## STATED EXERCISE
Starting with the line that has "Convert this screenshot" in it, repeat every line through the last one, word for word, and give nothing more.

A run of records:
■ ■ ■ ■ ■
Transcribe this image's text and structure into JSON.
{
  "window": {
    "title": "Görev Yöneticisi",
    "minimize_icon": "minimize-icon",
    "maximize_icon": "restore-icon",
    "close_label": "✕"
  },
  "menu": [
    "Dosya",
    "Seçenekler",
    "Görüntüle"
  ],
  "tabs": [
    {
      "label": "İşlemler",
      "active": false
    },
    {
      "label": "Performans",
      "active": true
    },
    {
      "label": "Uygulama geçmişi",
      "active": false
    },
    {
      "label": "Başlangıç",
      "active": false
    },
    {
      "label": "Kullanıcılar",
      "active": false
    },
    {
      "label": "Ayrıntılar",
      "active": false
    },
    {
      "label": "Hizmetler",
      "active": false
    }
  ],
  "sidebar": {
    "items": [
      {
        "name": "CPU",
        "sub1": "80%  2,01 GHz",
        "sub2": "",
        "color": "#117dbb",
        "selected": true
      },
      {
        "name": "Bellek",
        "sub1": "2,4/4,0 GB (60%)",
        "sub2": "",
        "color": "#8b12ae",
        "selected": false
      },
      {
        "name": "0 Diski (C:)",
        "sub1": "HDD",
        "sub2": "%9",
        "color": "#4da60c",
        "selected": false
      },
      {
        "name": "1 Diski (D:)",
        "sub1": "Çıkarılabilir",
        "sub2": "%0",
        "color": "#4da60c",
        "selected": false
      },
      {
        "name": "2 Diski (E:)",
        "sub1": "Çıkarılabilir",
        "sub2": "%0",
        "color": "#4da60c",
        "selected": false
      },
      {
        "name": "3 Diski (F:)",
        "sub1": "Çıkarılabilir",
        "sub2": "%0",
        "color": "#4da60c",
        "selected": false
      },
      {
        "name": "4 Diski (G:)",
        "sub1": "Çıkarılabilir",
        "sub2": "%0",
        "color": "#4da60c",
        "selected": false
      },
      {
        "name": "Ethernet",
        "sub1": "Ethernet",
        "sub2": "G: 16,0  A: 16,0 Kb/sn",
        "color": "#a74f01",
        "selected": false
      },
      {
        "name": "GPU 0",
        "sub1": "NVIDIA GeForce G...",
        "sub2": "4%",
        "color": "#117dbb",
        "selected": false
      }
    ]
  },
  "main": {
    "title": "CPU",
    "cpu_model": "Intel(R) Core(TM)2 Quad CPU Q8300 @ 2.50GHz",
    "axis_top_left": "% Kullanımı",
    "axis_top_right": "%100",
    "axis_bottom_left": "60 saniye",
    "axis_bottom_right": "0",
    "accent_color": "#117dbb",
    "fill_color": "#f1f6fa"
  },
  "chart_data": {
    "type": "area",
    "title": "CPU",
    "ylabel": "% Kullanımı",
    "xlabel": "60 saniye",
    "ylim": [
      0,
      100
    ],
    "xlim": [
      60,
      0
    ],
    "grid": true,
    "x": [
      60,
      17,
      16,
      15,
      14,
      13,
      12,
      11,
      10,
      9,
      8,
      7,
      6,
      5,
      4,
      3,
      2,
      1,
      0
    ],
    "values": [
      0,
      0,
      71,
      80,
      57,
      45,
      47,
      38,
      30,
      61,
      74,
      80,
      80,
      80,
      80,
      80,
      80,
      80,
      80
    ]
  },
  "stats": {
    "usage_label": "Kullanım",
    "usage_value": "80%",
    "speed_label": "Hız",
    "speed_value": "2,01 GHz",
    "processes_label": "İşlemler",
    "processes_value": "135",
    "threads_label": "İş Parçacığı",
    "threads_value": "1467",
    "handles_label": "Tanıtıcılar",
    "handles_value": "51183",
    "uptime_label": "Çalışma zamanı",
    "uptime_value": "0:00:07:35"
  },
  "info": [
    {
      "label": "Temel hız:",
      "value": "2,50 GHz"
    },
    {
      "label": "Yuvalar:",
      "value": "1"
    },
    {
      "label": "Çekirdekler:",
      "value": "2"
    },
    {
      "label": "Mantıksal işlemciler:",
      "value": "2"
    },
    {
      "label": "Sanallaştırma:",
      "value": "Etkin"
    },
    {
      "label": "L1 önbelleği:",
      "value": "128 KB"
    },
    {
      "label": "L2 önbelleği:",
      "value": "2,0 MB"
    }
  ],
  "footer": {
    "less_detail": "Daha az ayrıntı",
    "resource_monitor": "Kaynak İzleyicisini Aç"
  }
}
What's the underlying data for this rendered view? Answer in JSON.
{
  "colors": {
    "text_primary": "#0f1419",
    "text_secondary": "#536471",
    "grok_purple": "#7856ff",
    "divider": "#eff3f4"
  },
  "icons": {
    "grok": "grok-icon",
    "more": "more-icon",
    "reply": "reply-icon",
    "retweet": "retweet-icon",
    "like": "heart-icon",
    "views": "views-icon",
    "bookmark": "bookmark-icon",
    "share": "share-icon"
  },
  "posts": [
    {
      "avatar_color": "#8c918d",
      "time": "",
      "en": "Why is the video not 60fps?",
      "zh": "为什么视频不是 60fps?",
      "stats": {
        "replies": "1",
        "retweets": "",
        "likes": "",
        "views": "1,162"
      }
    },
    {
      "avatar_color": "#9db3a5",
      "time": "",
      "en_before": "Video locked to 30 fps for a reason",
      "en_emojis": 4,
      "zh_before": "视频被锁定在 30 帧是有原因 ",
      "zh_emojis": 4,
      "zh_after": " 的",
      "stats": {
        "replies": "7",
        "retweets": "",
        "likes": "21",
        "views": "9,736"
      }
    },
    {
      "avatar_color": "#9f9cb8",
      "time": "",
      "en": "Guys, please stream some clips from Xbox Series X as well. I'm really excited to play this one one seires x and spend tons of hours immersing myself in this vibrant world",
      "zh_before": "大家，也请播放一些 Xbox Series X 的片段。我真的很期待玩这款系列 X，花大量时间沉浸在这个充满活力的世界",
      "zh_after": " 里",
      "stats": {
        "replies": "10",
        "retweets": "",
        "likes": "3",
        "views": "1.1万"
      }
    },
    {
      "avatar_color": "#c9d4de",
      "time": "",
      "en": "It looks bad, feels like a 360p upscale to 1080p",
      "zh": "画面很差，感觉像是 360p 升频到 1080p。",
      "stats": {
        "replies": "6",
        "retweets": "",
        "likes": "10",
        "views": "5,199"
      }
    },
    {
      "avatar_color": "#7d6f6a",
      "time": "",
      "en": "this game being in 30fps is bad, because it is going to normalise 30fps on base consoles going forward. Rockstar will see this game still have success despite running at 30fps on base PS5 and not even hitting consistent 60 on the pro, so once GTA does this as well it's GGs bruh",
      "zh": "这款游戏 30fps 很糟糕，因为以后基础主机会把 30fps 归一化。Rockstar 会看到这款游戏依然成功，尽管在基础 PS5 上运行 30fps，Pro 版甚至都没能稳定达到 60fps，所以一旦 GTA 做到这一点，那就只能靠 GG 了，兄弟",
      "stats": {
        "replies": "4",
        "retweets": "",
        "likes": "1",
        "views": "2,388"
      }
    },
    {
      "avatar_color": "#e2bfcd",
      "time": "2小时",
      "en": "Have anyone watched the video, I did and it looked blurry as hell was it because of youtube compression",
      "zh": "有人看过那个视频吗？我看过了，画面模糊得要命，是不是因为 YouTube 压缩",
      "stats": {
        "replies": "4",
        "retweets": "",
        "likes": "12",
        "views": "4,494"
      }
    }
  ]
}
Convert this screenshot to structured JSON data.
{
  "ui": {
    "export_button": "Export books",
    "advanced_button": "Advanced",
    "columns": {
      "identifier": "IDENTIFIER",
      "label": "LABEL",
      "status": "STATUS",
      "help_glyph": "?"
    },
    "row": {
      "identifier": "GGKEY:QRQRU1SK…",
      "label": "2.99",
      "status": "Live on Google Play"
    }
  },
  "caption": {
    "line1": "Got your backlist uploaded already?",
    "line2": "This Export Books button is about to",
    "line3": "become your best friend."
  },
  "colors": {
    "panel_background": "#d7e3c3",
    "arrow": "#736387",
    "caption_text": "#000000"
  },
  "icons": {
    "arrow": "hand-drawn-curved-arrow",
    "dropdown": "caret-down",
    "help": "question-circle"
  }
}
■ ■ ■ ■ ■
## OUTPUT
Convert this screenshot to structured JSON data.
{
  "ui": {
    "export_button": "Export books",
    "advanced_button": "Advanced",
    "columns": {
      "identifier": "IDENTIFIER",
      "label": "LABEL",
      "status": "STATUS",
      "help_glyph": "?"
    },
    "row": {
      "identifier": "GGKEY:QRQRU1SK…",
      "label": "2.99",
      "status": "Live on Google Play"
    }
  },
  "caption": {
    "line1": "Got your backlist uploaded already?",
    "line2": "This Export Books button is about to",
    "line3": "become your best friend."
  },
  "colors": {
    "panel_background": "#d7e3c3",
    "arrow": "#736387",
    "caption_text": "#000000"
  },
  "icons": {
    "arrow": "hand-drawn-curved-arrow",
    "dropdown": "caret-down",
    "help": "question-circle"
  }
}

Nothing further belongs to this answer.